● Data records
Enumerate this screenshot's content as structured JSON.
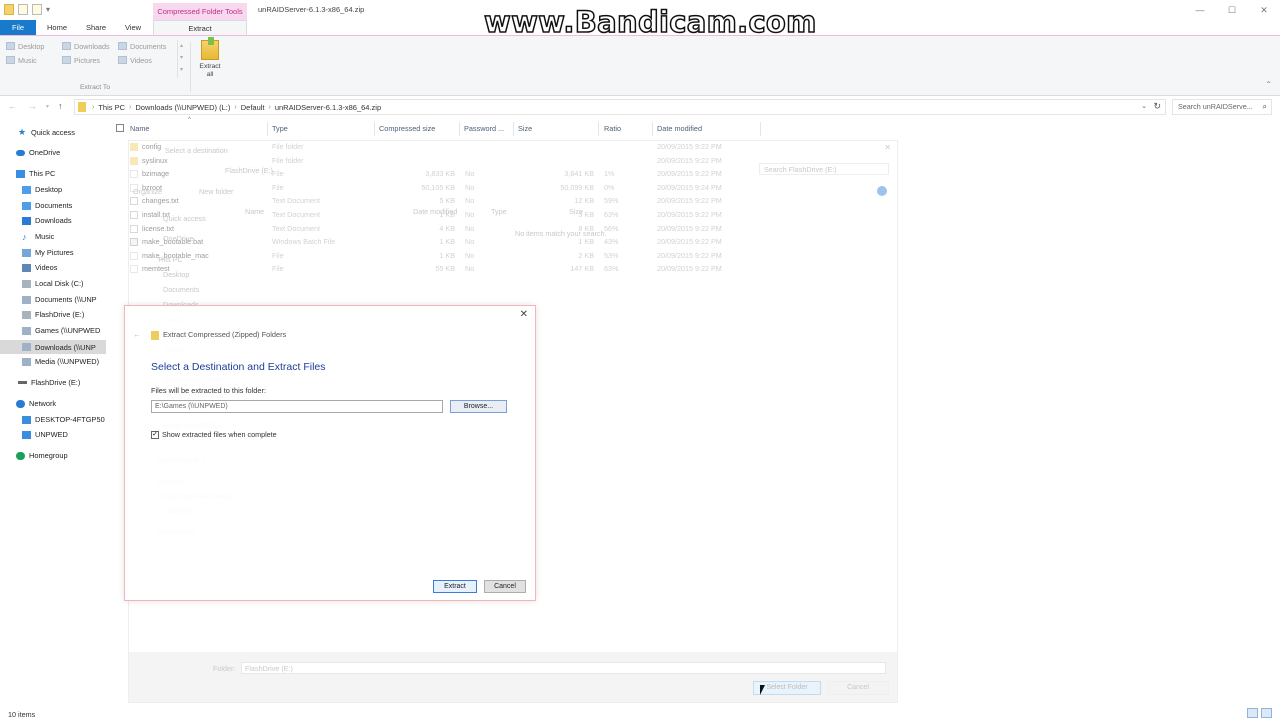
{
  "watermark": "www.Bandicam.com",
  "window": {
    "title": "unRAIDServer-6.1.3-x86_64.zip",
    "context_tab_header": "Compressed Folder Tools",
    "minimize": "—",
    "maximize": "☐",
    "close": "✕"
  },
  "ribbon": {
    "tabs": [
      "File",
      "Home",
      "Share",
      "View",
      "Extract"
    ],
    "destinations": [
      "Desktop",
      "Downloads",
      "Documents",
      "Music",
      "Pictures",
      "Videos"
    ],
    "group_label": "Extract To",
    "extract_all_line1": "Extract",
    "extract_all_line2": "all"
  },
  "address": {
    "crumbs": [
      "This PC",
      "Downloads (\\\\UNPWED) (L:)",
      "Default",
      "unRAIDServer-6.1.3-x86_64.zip"
    ],
    "search_placeholder": "Search unRAIDServe..."
  },
  "nav": {
    "items": [
      "Quick access",
      "OneDrive",
      "This PC",
      "Desktop",
      "Documents",
      "Downloads",
      "Music",
      "My Pictures",
      "Videos",
      "Local Disk (C:)",
      "Documents (\\\\UNP",
      "FlashDrive (E:)",
      "Games (\\\\UNPWED",
      "Downloads (\\\\UNP",
      "Media (\\\\UNPWED)",
      "FlashDrive (E:)",
      "Network",
      "DESKTOP-4FTGP50",
      "UNPWED",
      "Homegroup"
    ]
  },
  "list": {
    "columns": [
      "Name",
      "Type",
      "Compressed size",
      "Password ...",
      "Size",
      "Ratio",
      "Date modified"
    ],
    "rows": [
      {
        "name": "config",
        "type": "File folder",
        "csize": "",
        "pw": "",
        "size": "",
        "ratio": "",
        "date": "20/09/2015 9:22 PM",
        "icon": "fold"
      },
      {
        "name": "syslinux",
        "type": "File folder",
        "csize": "",
        "pw": "",
        "size": "",
        "ratio": "",
        "date": "20/09/2015 9:22 PM",
        "icon": "fold"
      },
      {
        "name": "bzimage",
        "type": "File",
        "csize": "3,833 KB",
        "pw": "No",
        "size": "3,841 KB",
        "ratio": "1%",
        "date": "20/09/2015 9:22 PM",
        "icon": "file"
      },
      {
        "name": "bzroot",
        "type": "File",
        "csize": "50,105 KB",
        "pw": "No",
        "size": "50,099 KB",
        "ratio": "0%",
        "date": "20/09/2015 9:24 PM",
        "icon": "file"
      },
      {
        "name": "changes.txt",
        "type": "Text Document",
        "csize": "5 KB",
        "pw": "No",
        "size": "12 KB",
        "ratio": "59%",
        "date": "20/09/2015 9:22 PM",
        "icon": "txt"
      },
      {
        "name": "install.txt",
        "type": "Text Document",
        "csize": "1 KB",
        "pw": "No",
        "size": "3 KB",
        "ratio": "63%",
        "date": "20/09/2015 9:22 PM",
        "icon": "txt"
      },
      {
        "name": "license.txt",
        "type": "Text Document",
        "csize": "4 KB",
        "pw": "No",
        "size": "8 KB",
        "ratio": "56%",
        "date": "20/09/2015 9:22 PM",
        "icon": "txt"
      },
      {
        "name": "make_bootable.bat",
        "type": "Windows Batch File",
        "csize": "1 KB",
        "pw": "No",
        "size": "1 KB",
        "ratio": "43%",
        "date": "20/09/2015 9:22 PM",
        "icon": "bat"
      },
      {
        "name": "make_bootable_mac",
        "type": "File",
        "csize": "1 KB",
        "pw": "No",
        "size": "2 KB",
        "ratio": "53%",
        "date": "20/09/2015 9:22 PM",
        "icon": "file"
      },
      {
        "name": "memtest",
        "type": "File",
        "csize": "55 KB",
        "pw": "No",
        "size": "147 KB",
        "ratio": "63%",
        "date": "20/09/2015 9:22 PM",
        "icon": "file"
      }
    ]
  },
  "ghost": {
    "title": "Select a destination",
    "path": "FlashDrive (E:)",
    "search": "Search FlashDrive (E:)",
    "new_folder": "New folder",
    "organize": "Organize",
    "col_name": "Name",
    "col_date": "Date modified",
    "col_type": "Type",
    "col_size": "Size",
    "empty": "No items match your search.",
    "nav_items": [
      "Quick access",
      "OneDrive",
      "This PC",
      "Desktop",
      "Documents",
      "Downloads",
      "Music",
      "My Pictures",
      "Videos",
      "Local Disk (C:)",
      "Documents (\\\\UNP",
      "Games (\\\\UNPWED",
      "Downloads (\\\\UNP",
      "Media (\\\\UNPWED",
      "FlashDrive (E:)",
      "Network",
      "DESKTOP-4FTGP50",
      "UNPWED",
      "Homegroup"
    ],
    "folder_label": "Folder:",
    "folder_value": "FlashDrive (E:)",
    "select_folder": "Select Folder",
    "cancel": "Cancel"
  },
  "dialog": {
    "caption": "Extract Compressed (Zipped) Folders",
    "heading": "Select a Destination and Extract Files",
    "label": "Files will be extracted to this folder:",
    "path": "E:\\Games (\\\\UNPWED)",
    "browse": "Browse...",
    "checkbox_label": "Show extracted files when complete",
    "checked": true,
    "extract": "Extract",
    "cancel": "Cancel",
    "close": "✕"
  },
  "status": {
    "item_count": "10 items"
  }
}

● Given task
The records above need to be restated word for word, with the pictures left out.

● The result
Enumerate this screenshot's content as structured JSON.
{
  "watermark": "www.Bandicam.com",
  "window": {
    "title": "unRAIDServer-6.1.3-x86_64.zip",
    "context_tab_header": "Compressed Folder Tools",
    "minimize": "—",
    "maximize": "☐",
    "close": "✕"
  },
  "ribbon": {
    "tabs": [
      "File",
      "Home",
      "Share",
      "View",
      "Extract"
    ],
    "destinations": [
      "Desktop",
      "Downloads",
      "Documents",
      "Music",
      "Pictures",
      "Videos"
    ],
    "group_label": "Extract To",
    "extract_all_line1": "Extract",
    "extract_all_line2": "all"
  },
  "address": {
    "crumbs": [
      "This PC",
      "Downloads (\\\\UNPWED) (L:)",
      "Default",
      "unRAIDServer-6.1.3-x86_64.zip"
    ],
    "search_placeholder": "Search unRAIDServe..."
  },
  "nav": {
    "items": [
      "Quick access",
      "OneDrive",
      "This PC",
      "Desktop",
      "Documents",
      "Downloads",
      "Music",
      "My Pictures",
      "Videos",
      "Local Disk (C:)",
      "Documents (\\\\UNP",
      "FlashDrive (E:)",
      "Games (\\\\UNPWED",
      "Downloads (\\\\UNP",
      "Media (\\\\UNPWED)",
      "FlashDrive (E:)",
      "Network",
      "DESKTOP-4FTGP50",
      "UNPWED",
      "Homegroup"
    ]
  },
  "list": {
    "columns": [
      "Name",
      "Type",
      "Compressed size",
      "Password ...",
      "Size",
      "Ratio",
      "Date modified"
    ],
    "rows": [
      {
        "name": "config",
        "type": "File folder",
        "csize": "",
        "pw": "",
        "size": "",
        "ratio": "",
        "date": "20/09/2015 9:22 PM",
        "icon": "fold"
      },
      {
        "name": "syslinux",
        "type": "File folder",
        "csize": "",
        "pw": "",
        "size": "",
        "ratio": "",
        "date": "20/09/2015 9:22 PM",
        "icon": "fold"
      },
      {
        "name": "bzimage",
        "type": "File",
        "csize": "3,833 KB",
        "pw": "No",
        "size": "3,841 KB",
        "ratio": "1%",
        "date": "20/09/2015 9:22 PM",
        "icon": "file"
      },
      {
        "name": "bzroot",
        "type": "File",
        "csize": "50,105 KB",
        "pw": "No",
        "size": "50,099 KB",
        "ratio": "0%",
        "date": "20/09/2015 9:24 PM",
        "icon": "file"
      },
      {
        "name": "changes.txt",
        "type": "Text Document",
        "csize": "5 KB",
        "pw": "No",
        "size": "12 KB",
        "ratio": "59%",
        "date": "20/09/2015 9:22 PM",
        "icon": "txt"
      },
      {
        "name": "install.txt",
        "type": "Text Document",
        "csize": "1 KB",
        "pw": "No",
        "size": "3 KB",
        "ratio": "63%",
        "date": "20/09/2015 9:22 PM",
        "icon": "txt"
      },
      {
        "name": "license.txt",
        "type": "Text Document",
        "csize": "4 KB",
        "pw": "No",
        "size": "8 KB",
        "ratio": "56%",
        "date": "20/09/2015 9:22 PM",
        "icon": "txt"
      },
      {
        "name": "make_bootable.bat",
        "type": "Windows Batch File",
        "csize": "1 KB",
        "pw": "No",
        "size": "1 KB",
        "ratio": "43%",
        "date": "20/09/2015 9:22 PM",
        "icon": "bat"
      },
      {
        "name": "make_bootable_mac",
        "type": "File",
        "csize": "1 KB",
        "pw": "No",
        "size": "2 KB",
        "ratio": "53%",
        "date": "20/09/2015 9:22 PM",
        "icon": "file"
      },
      {
        "name": "memtest",
        "type": "File",
        "csize": "55 KB",
        "pw": "No",
        "size": "147 KB",
        "ratio": "63%",
        "date": "20/09/2015 9:22 PM",
        "icon": "file"
      }
    ]
  },
  "ghost": {
    "title": "Select a destination",
    "path": "FlashDrive (E:)",
    "search": "Search FlashDrive (E:)",
    "new_folder": "New folder",
    "organize": "Organize",
    "col_name": "Name",
    "col_date": "Date modified",
    "col_type": "Type",
    "col_size": "Size",
    "empty": "No items match your search.",
    "nav_items": [
      "Quick access",
      "OneDrive",
      "This PC",
      "Desktop",
      "Documents",
      "Downloads",
      "Music",
      "My Pictures",
      "Videos",
      "Local Disk (C:)",
      "Documents (\\\\UNP",
      "Games (\\\\UNPWED",
      "Downloads (\\\\UNP",
      "Media (\\\\UNPWED",
      "FlashDrive (E:)",
      "Network",
      "DESKTOP-4FTGP50",
      "UNPWED",
      "Homegroup"
    ],
    "folder_label": "Folder:",
    "folder_value": "FlashDrive (E:)",
    "select_folder": "Select Folder",
    "cancel": "Cancel"
  },
  "dialog": {
    "caption": "Extract Compressed (Zipped) Folders",
    "heading": "Select a Destination and Extract Files",
    "label": "Files will be extracted to this folder:",
    "path": "E:\\Games (\\\\UNPWED)",
    "browse": "Browse...",
    "checkbox_label": "Show extracted files when complete",
    "checked": true,
    "extract": "Extract",
    "cancel": "Cancel",
    "close": "✕"
  },
  "status": {
    "item_count": "10 items"
  }
}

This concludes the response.